### Source passage

[apparmor] Fun with mod_apparmor + keepalive + iOS

Seth Arnold seth.arnold at canonical.com
Wed Apr 22 23:26:09 UTC 2015


On Thu, Apr 23, 2015 at 12:10:21AM +0200, Walter Hop wrote:
> I made a small script to replay those requests with exact timings to a
> local VM. This reproduces the problem nearly 100% for me. The script is
> here: http://lf.ms/replay.phps

Nice; this is a good concrete step towards figuring out if mod_apparmor is
long-term viable. (Note that some contraption prevents me from actually
viewing the script, but that's not a big deal, I don't have time to
inspect it, it was just curiosity..)

> Various observations:
> 1) "EnableSendfile Off" reduces the problem 75%. My test case stops
> reproducing, but production still has some failures for iOS users.
> 2) "EnableMMAP Off” affects timing, sometimes making the error switch
> between other requested files.
> 3) "KeepAliveTimeout" is unrelated, the problem happens instantly into
> the connection, so the problem is not related to normal connection
> teardown.

Very nice observations, especially the bit about production systems.
That's hard to replicate with tests.

> What is a good next step?

I think catching Apache in the act would be the next best steps; I can
imagine a few different ways to get there. First would be trying to boil
down your application on the server to as minimal as possible. I realize
that's a huge ask, but if it can be reproduced with one small static file
and a ten line script that'd be a huge advantage. Second, try to catch the
series of system calls that Apache is making when the problem happens.

######
### Records shown

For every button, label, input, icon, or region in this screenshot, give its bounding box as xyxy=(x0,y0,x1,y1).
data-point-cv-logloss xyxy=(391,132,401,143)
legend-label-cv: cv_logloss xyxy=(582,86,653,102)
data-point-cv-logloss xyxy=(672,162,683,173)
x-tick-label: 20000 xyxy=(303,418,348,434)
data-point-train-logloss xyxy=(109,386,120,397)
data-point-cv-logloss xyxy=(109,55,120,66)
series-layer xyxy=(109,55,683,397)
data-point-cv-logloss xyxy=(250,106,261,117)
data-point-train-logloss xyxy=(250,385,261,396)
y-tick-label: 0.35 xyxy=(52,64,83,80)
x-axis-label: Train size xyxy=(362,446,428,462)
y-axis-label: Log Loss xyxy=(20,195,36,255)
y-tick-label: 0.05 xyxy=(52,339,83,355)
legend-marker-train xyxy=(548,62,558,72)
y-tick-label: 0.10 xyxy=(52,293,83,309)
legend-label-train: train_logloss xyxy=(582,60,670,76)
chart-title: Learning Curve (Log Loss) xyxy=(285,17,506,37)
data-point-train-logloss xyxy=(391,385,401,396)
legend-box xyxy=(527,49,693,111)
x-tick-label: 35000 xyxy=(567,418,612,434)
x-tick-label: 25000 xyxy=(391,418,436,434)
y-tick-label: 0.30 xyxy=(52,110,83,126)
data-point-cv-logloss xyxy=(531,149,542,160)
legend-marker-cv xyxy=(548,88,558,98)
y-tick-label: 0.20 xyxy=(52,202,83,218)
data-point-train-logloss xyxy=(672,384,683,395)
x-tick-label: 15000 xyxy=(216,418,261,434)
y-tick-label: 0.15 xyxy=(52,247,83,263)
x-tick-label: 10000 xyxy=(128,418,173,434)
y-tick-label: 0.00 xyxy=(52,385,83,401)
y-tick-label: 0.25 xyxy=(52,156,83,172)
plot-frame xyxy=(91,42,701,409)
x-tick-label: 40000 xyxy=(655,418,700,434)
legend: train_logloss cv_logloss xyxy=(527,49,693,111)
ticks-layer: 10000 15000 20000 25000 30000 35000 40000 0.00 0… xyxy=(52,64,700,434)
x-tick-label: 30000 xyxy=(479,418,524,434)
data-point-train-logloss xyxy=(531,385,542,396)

######

#### [Directions]
Extract the full mailing-list message about mod_apparmor, keepalive and iOS, reproducing every line verbatim. The items are unrelated to anything asked here.

#### [Result of the task]
[apparmor] Fun with mod_apparmor + keepalive + iOS

Seth Arnold seth.arnold at canonical.com
Wed Apr 22 23:26:09 UTC 2015


On Thu, Apr 23, 2015 at 12:10:21AM +0200, Walter Hop wrote:
> I made a small script to replay those requests with exact timings to a
> local VM. This reproduces the problem nearly 100% for me. The script is
> here: http://lf.ms/replay.phps

Nice; this is a good concrete step towards figuring out if mod_apparmor is
long-term viable. (Note that some contraption prevents me from actually
viewing the script, but that's not a big deal, I don't have time to
inspect it, it was just curiosity..)

> Various observations:
> 1) "EnableSendfile Off" reduces the problem 75%. My test case stops
> reproducing, but production still has some failures for iOS users.
> 2) "EnableMMAP Off” affects timing, sometimes making the error switch
> between other requested files.
> 3) "KeepAliveTimeout" is unrelated, the problem happens instantly into
> the connection, so the problem is not related to normal connection
> teardown.

Very nice observations, especially the bit about production systems.
That's hard to replicate with tests.

> What is a good next step?

I think catching Apache in the act would be the next best steps; I can
imagine a few different ways to get there. First would be trying to boil
down your application on the server to as minimal as possible. I realize
that's a huge ask, but if it can be reproduced with one small static file
and a ten line script that'd be a huge advantage. Second, try to catch the
series of system calls that Apache is making when the problem happens.